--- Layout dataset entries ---
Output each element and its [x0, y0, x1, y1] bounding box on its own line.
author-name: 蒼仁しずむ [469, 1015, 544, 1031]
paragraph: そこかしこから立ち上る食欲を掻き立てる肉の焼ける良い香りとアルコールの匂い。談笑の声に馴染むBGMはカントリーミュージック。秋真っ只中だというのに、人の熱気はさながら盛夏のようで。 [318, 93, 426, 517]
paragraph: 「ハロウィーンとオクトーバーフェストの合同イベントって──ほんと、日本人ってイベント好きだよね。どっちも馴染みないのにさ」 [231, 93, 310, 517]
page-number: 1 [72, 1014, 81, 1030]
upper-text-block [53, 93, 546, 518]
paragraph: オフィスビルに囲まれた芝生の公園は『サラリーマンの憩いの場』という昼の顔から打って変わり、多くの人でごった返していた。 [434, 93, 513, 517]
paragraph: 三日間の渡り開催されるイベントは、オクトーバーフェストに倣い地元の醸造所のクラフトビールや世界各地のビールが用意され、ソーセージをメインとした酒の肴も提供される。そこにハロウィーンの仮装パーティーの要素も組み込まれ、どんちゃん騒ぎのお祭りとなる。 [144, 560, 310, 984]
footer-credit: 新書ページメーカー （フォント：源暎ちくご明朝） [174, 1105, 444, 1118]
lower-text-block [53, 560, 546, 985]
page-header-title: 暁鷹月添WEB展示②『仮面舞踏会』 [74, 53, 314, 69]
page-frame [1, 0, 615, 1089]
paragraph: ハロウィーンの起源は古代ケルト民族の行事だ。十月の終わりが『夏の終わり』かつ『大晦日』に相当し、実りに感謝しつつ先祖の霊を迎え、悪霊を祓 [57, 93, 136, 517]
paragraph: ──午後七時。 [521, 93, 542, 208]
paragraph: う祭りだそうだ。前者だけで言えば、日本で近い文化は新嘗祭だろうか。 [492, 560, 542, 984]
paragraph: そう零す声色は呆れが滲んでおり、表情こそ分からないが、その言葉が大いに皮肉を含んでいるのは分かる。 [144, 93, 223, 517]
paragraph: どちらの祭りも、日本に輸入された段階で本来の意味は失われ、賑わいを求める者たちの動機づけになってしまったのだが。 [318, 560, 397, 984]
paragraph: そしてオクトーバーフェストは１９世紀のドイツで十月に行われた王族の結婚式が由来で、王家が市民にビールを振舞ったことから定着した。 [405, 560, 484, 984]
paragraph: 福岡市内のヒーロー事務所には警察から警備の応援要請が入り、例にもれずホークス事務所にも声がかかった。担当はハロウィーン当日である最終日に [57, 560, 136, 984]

--- Written instruction ---
Switch every "paragraph" in the entries above to "body-text" and write the lines out again, leaving everything else unchanged.

--- Problem solution ---
Output each element and its [x0, y0, x1, y1] bounding box on its own line.
author-name: 蒼仁しずむ [469, 1015, 544, 1031]
body-text: そこかしこから立ち上る食欲を掻き立てる肉の焼ける良い香りとアルコールの匂い。談笑の声に馴染むBGMはカントリーミュージック。秋真っ只中だというのに、人の熱気はさながら盛夏のようで。 [318, 93, 426, 517]
body-text: 「ハロウィーンとオクトーバーフェストの合同イベントって──ほんと、日本人ってイベント好きだよね。どっちも馴染みないのにさ」 [231, 93, 310, 517]
page-number: 1 [72, 1014, 81, 1030]
upper-text-block [53, 93, 546, 518]
body-text: オフィスビルに囲まれた芝生の公園は『サラリーマンの憩いの場』という昼の顔から打って変わり、多くの人でごった返していた。 [434, 93, 513, 517]
body-text: 三日間の渡り開催されるイベントは、オクトーバーフェストに倣い地元の醸造所のクラフトビールや世界各地のビールが用意され、ソーセージをメインとした酒の肴も提供される。そこにハロウィーンの仮装パーティーの要素も組み込まれ、どんちゃん騒ぎのお祭りとなる。 [144, 560, 310, 984]
footer-credit: 新書ページメーカー （フォント：源暎ちくご明朝） [174, 1105, 444, 1118]
lower-text-block [53, 560, 546, 985]
page-header-title: 暁鷹月添WEB展示②『仮面舞踏会』 [74, 53, 314, 69]
page-frame [1, 0, 615, 1089]
body-text: ハロウィーンの起源は古代ケルト民族の行事だ。十月の終わりが『夏の終わり』かつ『大晦日』に相当し、実りに感謝しつつ先祖の霊を迎え、悪霊を祓 [57, 93, 136, 517]
body-text: ──午後七時。 [521, 93, 542, 208]
body-text: う祭りだそうだ。前者だけで言えば、日本で近い文化は新嘗祭だろうか。 [492, 560, 542, 984]
body-text: そう零す声色は呆れが滲んでおり、表情こそ分からないが、その言葉が大いに皮肉を含んでいるのは分かる。 [144, 93, 223, 517]
body-text: どちらの祭りも、日本に輸入された段階で本来の意味は失われ、賑わいを求める者たちの動機づけになってしまったのだが。 [318, 560, 397, 984]
body-text: そしてオクトーバーフェストは１９世紀のドイツで十月に行われた王族の結婚式が由来で、王家が市民にビールを振舞ったことから定着した。 [405, 560, 484, 984]
body-text: 福岡市内のヒーロー事務所には警察から警備の応援要請が入り、例にもれずホークス事務所にも声がかかった。担当はハロウィーン当日である最終日に [57, 560, 136, 984]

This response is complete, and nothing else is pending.